++++ Data for processing
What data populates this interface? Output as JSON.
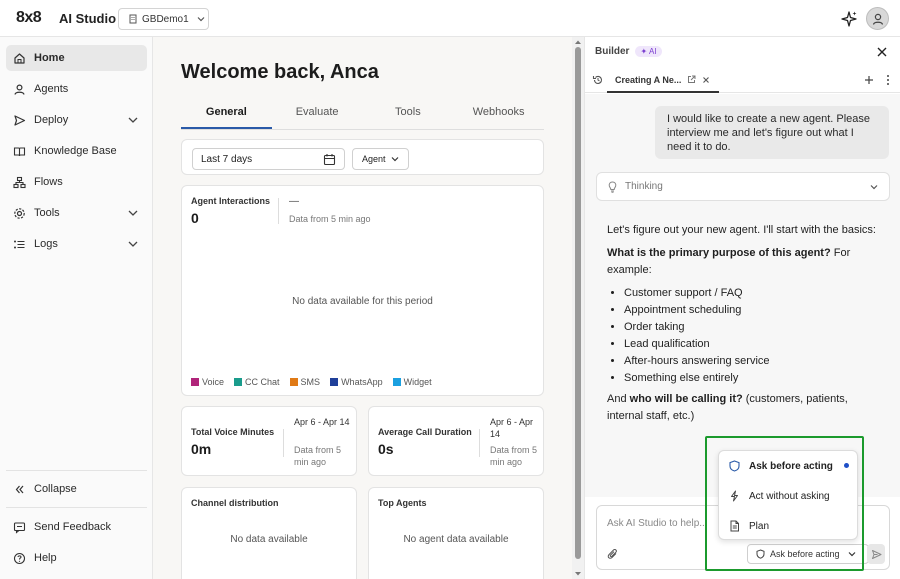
{
  "topbar": {
    "logo": "8x8",
    "app_name": "AI Studio",
    "workspace": "GBDemo1"
  },
  "sidebar": {
    "items": [
      {
        "label": "Home",
        "icon": "home-icon"
      },
      {
        "label": "Agents",
        "icon": "user-icon"
      },
      {
        "label": "Deploy",
        "icon": "send-icon"
      },
      {
        "label": "Knowledge Base",
        "icon": "book-icon"
      },
      {
        "label": "Flows",
        "icon": "flows-icon"
      },
      {
        "label": "Tools",
        "icon": "gear-icon"
      },
      {
        "label": "Logs",
        "icon": "list-icon"
      }
    ],
    "collapse": "Collapse",
    "feedback": "Send Feedback",
    "help": "Help"
  },
  "main": {
    "welcome": "Welcome back, Anca",
    "tabs": [
      "General",
      "Evaluate",
      "Tools",
      "Webhooks"
    ],
    "date_range": "Last 7 days",
    "agent_filter": "Agent",
    "interactions": {
      "label": "Agent Interactions",
      "value": "0",
      "dash": "—",
      "freshness": "Data from 5 min ago",
      "empty": "No data available for this period",
      "legend": [
        {
          "name": "Voice",
          "color": "#b0247a"
        },
        {
          "name": "CC Chat",
          "color": "#1a9c8c"
        },
        {
          "name": "SMS",
          "color": "#e07a16"
        },
        {
          "name": "WhatsApp",
          "color": "#1f3f99"
        },
        {
          "name": "Widget",
          "color": "#1ba0e0"
        }
      ]
    },
    "voice_minutes": {
      "label": "Total Voice Minutes",
      "value": "0m",
      "range": "Apr 6 - Apr 14",
      "freshness": "Data from 5 min ago"
    },
    "avg_duration": {
      "label": "Average Call Duration",
      "value": "0s",
      "range": "Apr 6 - Apr 14",
      "freshness": "Data from 5 min ago"
    },
    "channel": {
      "label": "Channel distribution",
      "empty": "No data available"
    },
    "top_agents": {
      "label": "Top Agents",
      "empty": "No agent data available"
    }
  },
  "builder": {
    "title": "Builder",
    "badge": "AI",
    "tab_title": "Creating A Ne...",
    "user_message": "I would like to create a new agent. Please interview me and let's figure out what I need it to do.",
    "thinking": "Thinking",
    "reply_intro": "Let's figure out your new agent. I'll start with the basics:",
    "question1_bold": "What is the primary purpose of this agent?",
    "question1_rest": " For example:",
    "options": [
      "Customer support / FAQ",
      "Appointment scheduling",
      "Order taking",
      "Lead qualification",
      "After-hours answering service",
      "Something else entirely"
    ],
    "question2_pre": "And ",
    "question2_bold": "who will be calling it?",
    "question2_rest": " (customers, patients, internal staff, etc.)",
    "composer_placeholder": "Ask AI Studio to help...",
    "mode_selected": "Ask before acting",
    "mode_options": [
      "Ask before acting",
      "Act without asking",
      "Plan"
    ]
  }
}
++++++++
__Your instructions__. Keep the pictures out and write out the records exactly.

__Output of the task__.
What data populates this interface? Output as JSON.
{
  "topbar": {
    "logo": "8x8",
    "app_name": "AI Studio",
    "workspace": "GBDemo1"
  },
  "sidebar": {
    "items": [
      {
        "label": "Home",
        "icon": "home-icon"
      },
      {
        "label": "Agents",
        "icon": "user-icon"
      },
      {
        "label": "Deploy",
        "icon": "send-icon"
      },
      {
        "label": "Knowledge Base",
        "icon": "book-icon"
      },
      {
        "label": "Flows",
        "icon": "flows-icon"
      },
      {
        "label": "Tools",
        "icon": "gear-icon"
      },
      {
        "label": "Logs",
        "icon": "list-icon"
      }
    ],
    "collapse": "Collapse",
    "feedback": "Send Feedback",
    "help": "Help"
  },
  "main": {
    "welcome": "Welcome back, Anca",
    "tabs": [
      "General",
      "Evaluate",
      "Tools",
      "Webhooks"
    ],
    "date_range": "Last 7 days",
    "agent_filter": "Agent",
    "interactions": {
      "label": "Agent Interactions",
      "value": "0",
      "dash": "—",
      "freshness": "Data from 5 min ago",
      "empty": "No data available for this period",
      "legend": [
        {
          "name": "Voice",
          "color": "#b0247a"
        },
        {
          "name": "CC Chat",
          "color": "#1a9c8c"
        },
        {
          "name": "SMS",
          "color": "#e07a16"
        },
        {
          "name": "WhatsApp",
          "color": "#1f3f99"
        },
        {
          "name": "Widget",
          "color": "#1ba0e0"
        }
      ]
    },
    "voice_minutes": {
      "label": "Total Voice Minutes",
      "value": "0m",
      "range": "Apr 6 - Apr 14",
      "freshness": "Data from 5 min ago"
    },
    "avg_duration": {
      "label": "Average Call Duration",
      "value": "0s",
      "range": "Apr 6 - Apr 14",
      "freshness": "Data from 5 min ago"
    },
    "channel": {
      "label": "Channel distribution",
      "empty": "No data available"
    },
    "top_agents": {
      "label": "Top Agents",
      "empty": "No agent data available"
    }
  },
  "builder": {
    "title": "Builder",
    "badge": "AI",
    "tab_title": "Creating A Ne...",
    "user_message": "I would like to create a new agent. Please interview me and let's figure out what I need it to do.",
    "thinking": "Thinking",
    "reply_intro": "Let's figure out your new agent. I'll start with the basics:",
    "question1_bold": "What is the primary purpose of this agent?",
    "question1_rest": " For example:",
    "options": [
      "Customer support / FAQ",
      "Appointment scheduling",
      "Order taking",
      "Lead qualification",
      "After-hours answering service",
      "Something else entirely"
    ],
    "question2_pre": "And ",
    "question2_bold": "who will be calling it?",
    "question2_rest": " (customers, patients, internal staff, etc.)",
    "composer_placeholder": "Ask AI Studio to help...",
    "mode_selected": "Ask before acting",
    "mode_options": [
      "Ask before acting",
      "Act without asking",
      "Plan"
    ]
  }
}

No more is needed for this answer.